[Work required]: Find all lines in the records that include the word "value", and copy them out.

((

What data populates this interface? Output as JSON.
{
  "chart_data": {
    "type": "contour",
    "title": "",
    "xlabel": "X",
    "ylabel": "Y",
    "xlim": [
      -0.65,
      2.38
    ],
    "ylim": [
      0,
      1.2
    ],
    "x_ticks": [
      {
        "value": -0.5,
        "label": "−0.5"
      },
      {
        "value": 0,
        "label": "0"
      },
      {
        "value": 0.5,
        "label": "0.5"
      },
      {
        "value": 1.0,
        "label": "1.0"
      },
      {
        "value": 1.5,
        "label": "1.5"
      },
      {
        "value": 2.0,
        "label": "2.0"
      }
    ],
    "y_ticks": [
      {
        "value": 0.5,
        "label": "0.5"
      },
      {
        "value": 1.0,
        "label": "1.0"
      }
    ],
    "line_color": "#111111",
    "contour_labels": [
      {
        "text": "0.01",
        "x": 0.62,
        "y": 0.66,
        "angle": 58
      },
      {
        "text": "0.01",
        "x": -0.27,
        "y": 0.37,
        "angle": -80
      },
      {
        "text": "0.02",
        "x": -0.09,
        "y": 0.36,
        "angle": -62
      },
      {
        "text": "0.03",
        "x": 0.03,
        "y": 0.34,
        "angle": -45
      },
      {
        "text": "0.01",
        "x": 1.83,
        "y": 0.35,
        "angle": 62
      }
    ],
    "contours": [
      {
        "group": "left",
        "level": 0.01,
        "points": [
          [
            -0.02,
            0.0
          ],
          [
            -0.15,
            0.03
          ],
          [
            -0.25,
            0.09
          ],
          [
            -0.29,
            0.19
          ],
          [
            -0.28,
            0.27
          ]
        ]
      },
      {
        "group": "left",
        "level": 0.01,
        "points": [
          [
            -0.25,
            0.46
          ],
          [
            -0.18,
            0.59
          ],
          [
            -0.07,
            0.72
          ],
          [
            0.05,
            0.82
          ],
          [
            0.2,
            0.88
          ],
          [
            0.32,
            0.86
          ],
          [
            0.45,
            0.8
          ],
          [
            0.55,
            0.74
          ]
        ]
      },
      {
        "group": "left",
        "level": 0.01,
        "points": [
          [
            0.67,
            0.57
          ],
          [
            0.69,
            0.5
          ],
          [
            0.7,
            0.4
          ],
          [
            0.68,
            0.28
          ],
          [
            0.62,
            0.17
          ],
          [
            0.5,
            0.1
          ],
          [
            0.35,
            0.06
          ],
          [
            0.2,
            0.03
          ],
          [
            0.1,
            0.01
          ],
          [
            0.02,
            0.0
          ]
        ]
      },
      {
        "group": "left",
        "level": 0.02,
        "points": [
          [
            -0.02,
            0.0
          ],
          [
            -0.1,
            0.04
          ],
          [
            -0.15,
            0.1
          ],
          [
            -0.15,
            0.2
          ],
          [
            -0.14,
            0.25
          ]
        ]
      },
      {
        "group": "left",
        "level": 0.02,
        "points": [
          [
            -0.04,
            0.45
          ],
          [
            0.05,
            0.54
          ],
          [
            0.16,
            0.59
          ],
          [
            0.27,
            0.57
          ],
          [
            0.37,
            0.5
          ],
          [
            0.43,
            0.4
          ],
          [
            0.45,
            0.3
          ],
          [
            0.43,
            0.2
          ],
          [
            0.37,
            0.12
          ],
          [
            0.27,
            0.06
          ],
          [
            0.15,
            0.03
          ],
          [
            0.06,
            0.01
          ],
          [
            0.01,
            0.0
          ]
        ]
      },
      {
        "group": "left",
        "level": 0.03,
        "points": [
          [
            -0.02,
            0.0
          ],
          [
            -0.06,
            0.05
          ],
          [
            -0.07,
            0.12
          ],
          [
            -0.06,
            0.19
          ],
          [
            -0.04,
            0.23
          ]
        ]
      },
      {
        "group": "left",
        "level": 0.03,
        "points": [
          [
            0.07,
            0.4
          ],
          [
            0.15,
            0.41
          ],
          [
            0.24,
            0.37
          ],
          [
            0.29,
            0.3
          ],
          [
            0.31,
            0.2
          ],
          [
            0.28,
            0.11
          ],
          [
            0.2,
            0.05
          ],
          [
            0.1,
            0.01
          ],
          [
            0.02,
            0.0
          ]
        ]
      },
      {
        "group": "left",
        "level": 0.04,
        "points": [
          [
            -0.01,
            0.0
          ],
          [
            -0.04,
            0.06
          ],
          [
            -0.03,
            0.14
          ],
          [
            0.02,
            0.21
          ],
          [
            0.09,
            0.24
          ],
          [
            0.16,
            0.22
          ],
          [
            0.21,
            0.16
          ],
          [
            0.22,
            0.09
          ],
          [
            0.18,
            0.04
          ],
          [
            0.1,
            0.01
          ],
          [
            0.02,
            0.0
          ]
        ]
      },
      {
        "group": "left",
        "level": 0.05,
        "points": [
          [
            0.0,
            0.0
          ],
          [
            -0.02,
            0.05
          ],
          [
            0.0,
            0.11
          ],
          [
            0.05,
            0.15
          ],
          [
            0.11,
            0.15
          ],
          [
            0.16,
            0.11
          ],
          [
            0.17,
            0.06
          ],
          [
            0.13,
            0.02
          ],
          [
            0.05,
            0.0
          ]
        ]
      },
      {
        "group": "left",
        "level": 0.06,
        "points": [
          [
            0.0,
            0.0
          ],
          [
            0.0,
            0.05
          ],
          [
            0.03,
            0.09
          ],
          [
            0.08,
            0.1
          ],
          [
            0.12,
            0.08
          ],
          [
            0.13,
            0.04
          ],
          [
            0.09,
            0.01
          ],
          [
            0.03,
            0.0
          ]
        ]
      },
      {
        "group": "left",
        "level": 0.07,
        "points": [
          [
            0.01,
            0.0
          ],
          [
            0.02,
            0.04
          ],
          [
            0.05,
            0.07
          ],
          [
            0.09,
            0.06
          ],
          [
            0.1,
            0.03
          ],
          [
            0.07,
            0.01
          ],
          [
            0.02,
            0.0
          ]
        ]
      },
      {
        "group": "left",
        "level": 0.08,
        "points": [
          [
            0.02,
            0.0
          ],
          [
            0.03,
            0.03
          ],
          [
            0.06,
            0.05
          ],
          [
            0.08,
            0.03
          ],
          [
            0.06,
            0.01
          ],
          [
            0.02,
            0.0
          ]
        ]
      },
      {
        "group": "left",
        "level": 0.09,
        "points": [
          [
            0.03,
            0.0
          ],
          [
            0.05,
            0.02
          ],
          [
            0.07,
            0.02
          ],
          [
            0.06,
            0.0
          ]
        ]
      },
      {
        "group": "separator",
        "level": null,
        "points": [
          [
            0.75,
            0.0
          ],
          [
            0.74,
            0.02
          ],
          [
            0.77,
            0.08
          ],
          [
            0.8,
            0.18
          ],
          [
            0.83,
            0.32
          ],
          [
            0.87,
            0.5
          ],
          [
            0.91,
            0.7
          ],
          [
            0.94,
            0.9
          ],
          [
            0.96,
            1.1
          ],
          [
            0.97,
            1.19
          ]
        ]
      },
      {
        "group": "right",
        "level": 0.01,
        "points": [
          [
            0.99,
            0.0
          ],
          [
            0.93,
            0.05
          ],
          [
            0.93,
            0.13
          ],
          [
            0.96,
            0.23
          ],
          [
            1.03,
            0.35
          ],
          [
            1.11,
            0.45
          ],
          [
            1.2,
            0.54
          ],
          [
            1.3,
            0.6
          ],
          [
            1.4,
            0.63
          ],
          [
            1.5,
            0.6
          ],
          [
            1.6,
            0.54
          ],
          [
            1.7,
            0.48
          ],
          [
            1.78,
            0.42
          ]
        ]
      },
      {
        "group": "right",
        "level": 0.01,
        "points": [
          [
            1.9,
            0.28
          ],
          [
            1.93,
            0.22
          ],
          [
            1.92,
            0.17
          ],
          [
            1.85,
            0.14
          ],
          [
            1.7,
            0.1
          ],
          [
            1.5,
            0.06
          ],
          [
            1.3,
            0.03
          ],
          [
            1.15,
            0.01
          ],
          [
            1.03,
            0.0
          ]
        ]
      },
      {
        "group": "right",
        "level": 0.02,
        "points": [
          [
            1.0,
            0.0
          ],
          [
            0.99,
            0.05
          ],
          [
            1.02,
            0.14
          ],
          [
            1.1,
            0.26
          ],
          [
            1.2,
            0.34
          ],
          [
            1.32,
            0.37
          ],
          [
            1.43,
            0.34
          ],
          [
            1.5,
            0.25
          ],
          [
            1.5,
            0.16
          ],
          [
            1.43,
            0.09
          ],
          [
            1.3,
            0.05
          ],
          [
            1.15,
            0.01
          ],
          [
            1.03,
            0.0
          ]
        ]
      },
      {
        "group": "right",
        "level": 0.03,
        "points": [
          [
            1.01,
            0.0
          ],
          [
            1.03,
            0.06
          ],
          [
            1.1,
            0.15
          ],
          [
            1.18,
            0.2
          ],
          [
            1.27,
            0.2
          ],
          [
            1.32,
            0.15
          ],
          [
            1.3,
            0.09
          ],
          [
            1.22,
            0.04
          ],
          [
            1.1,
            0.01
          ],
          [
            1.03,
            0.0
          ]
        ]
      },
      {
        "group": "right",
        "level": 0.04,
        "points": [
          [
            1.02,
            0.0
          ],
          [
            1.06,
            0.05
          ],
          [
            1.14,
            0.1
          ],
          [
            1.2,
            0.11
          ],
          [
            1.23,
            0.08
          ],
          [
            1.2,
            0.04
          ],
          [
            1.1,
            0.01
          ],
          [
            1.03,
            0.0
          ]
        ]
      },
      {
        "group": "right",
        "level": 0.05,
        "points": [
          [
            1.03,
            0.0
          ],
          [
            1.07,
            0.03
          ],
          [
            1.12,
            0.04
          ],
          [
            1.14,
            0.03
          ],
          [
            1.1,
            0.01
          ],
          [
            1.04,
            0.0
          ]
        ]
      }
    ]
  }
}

))

[The solution]:
        "value": -0.5,
        "value": 0,
        "value": 0.5,
        "value": 1.0,
        "value": 1.5,
        "value": 2.0,
        "value": 0.5,
        "value": 1.0,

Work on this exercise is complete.